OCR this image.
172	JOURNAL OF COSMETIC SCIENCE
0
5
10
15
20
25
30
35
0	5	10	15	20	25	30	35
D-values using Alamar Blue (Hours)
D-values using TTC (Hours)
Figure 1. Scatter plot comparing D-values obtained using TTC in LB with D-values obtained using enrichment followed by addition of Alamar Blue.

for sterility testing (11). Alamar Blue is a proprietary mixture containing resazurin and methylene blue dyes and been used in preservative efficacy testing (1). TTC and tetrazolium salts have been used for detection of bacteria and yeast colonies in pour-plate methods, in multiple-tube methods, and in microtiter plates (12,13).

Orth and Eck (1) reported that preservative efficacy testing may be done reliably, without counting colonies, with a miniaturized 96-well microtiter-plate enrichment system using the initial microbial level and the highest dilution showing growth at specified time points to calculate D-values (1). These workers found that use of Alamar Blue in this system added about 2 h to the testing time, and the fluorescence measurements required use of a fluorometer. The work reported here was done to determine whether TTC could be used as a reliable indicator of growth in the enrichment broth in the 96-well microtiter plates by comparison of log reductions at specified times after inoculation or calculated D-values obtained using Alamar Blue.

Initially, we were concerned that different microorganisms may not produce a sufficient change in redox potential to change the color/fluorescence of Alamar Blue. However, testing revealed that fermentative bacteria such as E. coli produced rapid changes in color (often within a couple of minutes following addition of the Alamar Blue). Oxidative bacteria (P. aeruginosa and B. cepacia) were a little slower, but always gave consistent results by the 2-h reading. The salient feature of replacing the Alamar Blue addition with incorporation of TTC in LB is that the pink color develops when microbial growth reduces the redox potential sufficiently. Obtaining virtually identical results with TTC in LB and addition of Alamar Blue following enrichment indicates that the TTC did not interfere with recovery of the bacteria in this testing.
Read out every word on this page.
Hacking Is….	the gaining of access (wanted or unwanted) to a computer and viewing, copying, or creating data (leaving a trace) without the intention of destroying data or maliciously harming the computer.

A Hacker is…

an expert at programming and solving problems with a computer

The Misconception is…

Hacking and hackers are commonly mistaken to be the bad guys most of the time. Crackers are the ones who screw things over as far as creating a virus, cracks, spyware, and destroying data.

• [The problem]
Set down the lines above exactly as written. Begin at the line containing "Read out every word on this page." and stop after the last line.

• [Answer for this exercise]
Read out every word on this page.
Hacking Is….	the gaining of access (wanted or unwanted) to a computer and viewing, copying, or creating data (leaving a trace) without the intention of destroying data or maliciously harming the computer.

A Hacker is…

an expert at programming and solving problems with a computer

The Misconception is…

Hacking and hackers are commonly mistaken to be the bad guys most of the time. Crackers are the ones who screw things over as far as creating a virus, cracks, spyware, and destroying data.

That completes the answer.